Output all of the records exactly as written.

**Input for this task**
"""

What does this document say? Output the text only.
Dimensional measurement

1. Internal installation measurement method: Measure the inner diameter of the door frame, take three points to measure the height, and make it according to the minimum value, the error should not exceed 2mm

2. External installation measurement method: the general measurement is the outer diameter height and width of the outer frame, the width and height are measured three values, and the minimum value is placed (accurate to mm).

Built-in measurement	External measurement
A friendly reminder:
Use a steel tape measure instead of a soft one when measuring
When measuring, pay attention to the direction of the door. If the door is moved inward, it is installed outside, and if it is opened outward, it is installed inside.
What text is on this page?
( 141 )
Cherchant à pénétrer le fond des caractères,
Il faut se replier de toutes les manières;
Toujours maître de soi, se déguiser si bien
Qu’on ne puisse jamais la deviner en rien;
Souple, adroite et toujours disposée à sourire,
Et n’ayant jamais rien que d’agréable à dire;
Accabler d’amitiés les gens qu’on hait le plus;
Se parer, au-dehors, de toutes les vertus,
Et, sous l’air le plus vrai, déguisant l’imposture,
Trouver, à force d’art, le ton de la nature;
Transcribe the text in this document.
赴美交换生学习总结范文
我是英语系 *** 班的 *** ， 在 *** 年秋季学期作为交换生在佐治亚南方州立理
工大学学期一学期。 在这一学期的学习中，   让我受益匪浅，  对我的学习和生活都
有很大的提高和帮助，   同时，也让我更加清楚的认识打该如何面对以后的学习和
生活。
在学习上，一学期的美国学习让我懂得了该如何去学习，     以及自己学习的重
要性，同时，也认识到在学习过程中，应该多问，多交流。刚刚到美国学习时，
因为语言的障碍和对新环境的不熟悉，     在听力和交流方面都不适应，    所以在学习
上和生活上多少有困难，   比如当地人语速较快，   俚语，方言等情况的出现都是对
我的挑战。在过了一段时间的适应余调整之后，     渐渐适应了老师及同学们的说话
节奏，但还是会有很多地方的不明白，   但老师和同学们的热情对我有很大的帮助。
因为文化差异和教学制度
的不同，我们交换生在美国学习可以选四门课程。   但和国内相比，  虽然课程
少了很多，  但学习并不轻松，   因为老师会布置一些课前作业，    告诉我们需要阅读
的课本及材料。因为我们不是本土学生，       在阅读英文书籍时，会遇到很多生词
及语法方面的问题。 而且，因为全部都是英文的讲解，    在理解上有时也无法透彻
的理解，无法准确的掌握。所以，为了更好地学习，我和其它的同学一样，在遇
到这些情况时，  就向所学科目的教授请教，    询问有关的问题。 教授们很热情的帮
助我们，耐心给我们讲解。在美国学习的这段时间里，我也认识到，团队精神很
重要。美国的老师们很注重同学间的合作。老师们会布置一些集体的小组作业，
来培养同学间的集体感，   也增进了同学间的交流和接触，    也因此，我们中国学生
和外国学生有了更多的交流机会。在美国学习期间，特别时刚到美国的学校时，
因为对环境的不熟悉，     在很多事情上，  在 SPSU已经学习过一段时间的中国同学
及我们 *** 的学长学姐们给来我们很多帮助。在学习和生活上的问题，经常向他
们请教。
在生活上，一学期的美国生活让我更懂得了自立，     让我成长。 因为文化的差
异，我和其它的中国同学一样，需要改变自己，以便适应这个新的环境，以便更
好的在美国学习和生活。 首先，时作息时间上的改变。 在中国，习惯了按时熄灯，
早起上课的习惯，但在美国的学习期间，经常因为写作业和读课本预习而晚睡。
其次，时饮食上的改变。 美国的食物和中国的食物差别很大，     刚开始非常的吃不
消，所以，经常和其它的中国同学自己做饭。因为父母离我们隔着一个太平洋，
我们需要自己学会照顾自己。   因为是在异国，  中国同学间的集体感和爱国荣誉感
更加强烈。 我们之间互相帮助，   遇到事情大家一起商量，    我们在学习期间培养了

"""

**Result**
What does this document say? Output the text only.
Dimensional measurement

1. Internal installation measurement method: Measure the inner diameter of the door frame, take three points to measure the height, and make it according to the minimum value, the error should not exceed 2mm

2. External installation measurement method: the general measurement is the outer diameter height and width of the outer frame, the width and height are measured three values, and the minimum value is placed (accurate to mm).

Built-in measurement	External measurement
A friendly reminder:
Use a steel tape measure instead of a soft one when measuring
When measuring, pay attention to the direction of the door. If the door is moved inward, it is installed outside, and if it is opened outward, it is installed inside.
What text is on this page?
( 141 )
Cherchant à pénétrer le fond des caractères,
Il faut se replier de toutes les manières;
Toujours maître de soi, se déguiser si bien
Qu’on ne puisse jamais la deviner en rien;
Souple, adroite et toujours disposée à sourire,
Et n’ayant jamais rien que d’agréable à dire;
Accabler d’amitiés les gens qu’on hait le plus;
Se parer, au-dehors, de toutes les vertus,
Et, sous l’air le plus vrai, déguisant l’imposture,
Trouver, à force d’art, le ton de la nature;
Transcribe the text in this document.
赴美交换生学习总结范文
我是英语系 *** 班的 *** ， 在 *** 年秋季学期作为交换生在佐治亚南方州立理
工大学学期一学期。 在这一学期的学习中，   让我受益匪浅，  对我的学习和生活都
有很大的提高和帮助，   同时，也让我更加清楚的认识打该如何面对以后的学习和
生活。
在学习上，一学期的美国学习让我懂得了该如何去学习，     以及自己学习的重
要性，同时，也认识到在学习过程中，应该多问，多交流。刚刚到美国学习时，
因为语言的障碍和对新环境的不熟悉，     在听力和交流方面都不适应，    所以在学习
上和生活上多少有困难，   比如当地人语速较快，   俚语，方言等情况的出现都是对
我的挑战。在过了一段时间的适应余调整之后，     渐渐适应了老师及同学们的说话
节奏，但还是会有很多地方的不明白，   但老师和同学们的热情对我有很大的帮助。
因为文化差异和教学制度
的不同，我们交换生在美国学习可以选四门课程。   但和国内相比，  虽然课程
少了很多，  但学习并不轻松，   因为老师会布置一些课前作业，    告诉我们需要阅读
的课本及材料。因为我们不是本土学生，       在阅读英文书籍时，会遇到很多生词
及语法方面的问题。 而且，因为全部都是英文的讲解，    在理解上有时也无法透彻
的理解，无法准确的掌握。所以，为了更好地学习，我和其它的同学一样，在遇
到这些情况时，  就向所学科目的教授请教，    询问有关的问题。 教授们很热情的帮
助我们，耐心给我们讲解。在美国学习的这段时间里，我也认识到，团队精神很
重要。美国的老师们很注重同学间的合作。老师们会布置一些集体的小组作业，
来培养同学间的集体感，   也增进了同学间的交流和接触，    也因此，我们中国学生
和外国学生有了更多的交流机会。在美国学习期间，特别时刚到美国的学校时，
因为对环境的不熟悉，     在很多事情上，  在 SPSU已经学习过一段时间的中国同学
及我们 *** 的学长学姐们给来我们很多帮助。在学习和生活上的问题，经常向他
们请教。
在生活上，一学期的美国生活让我更懂得了自立，     让我成长。 因为文化的差
异，我和其它的中国同学一样，需要改变自己，以便适应这个新的环境，以便更
好的在美国学习和生活。 首先，时作息时间上的改变。 在中国，习惯了按时熄灯，
早起上课的习惯，但在美国的学习期间，经常因为写作业和读课本预习而晚睡。
其次，时饮食上的改变。 美国的食物和中国的食物差别很大，     刚开始非常的吃不
消，所以，经常和其它的中国同学自己做饭。因为父母离我们隔着一个太平洋，
我们需要自己学会照顾自己。   因为是在异国，  中国同学间的集体感和爱国荣誉感
更加强烈。 我们之间互相帮助，   遇到事情大家一起商量，    我们在学习期间培养了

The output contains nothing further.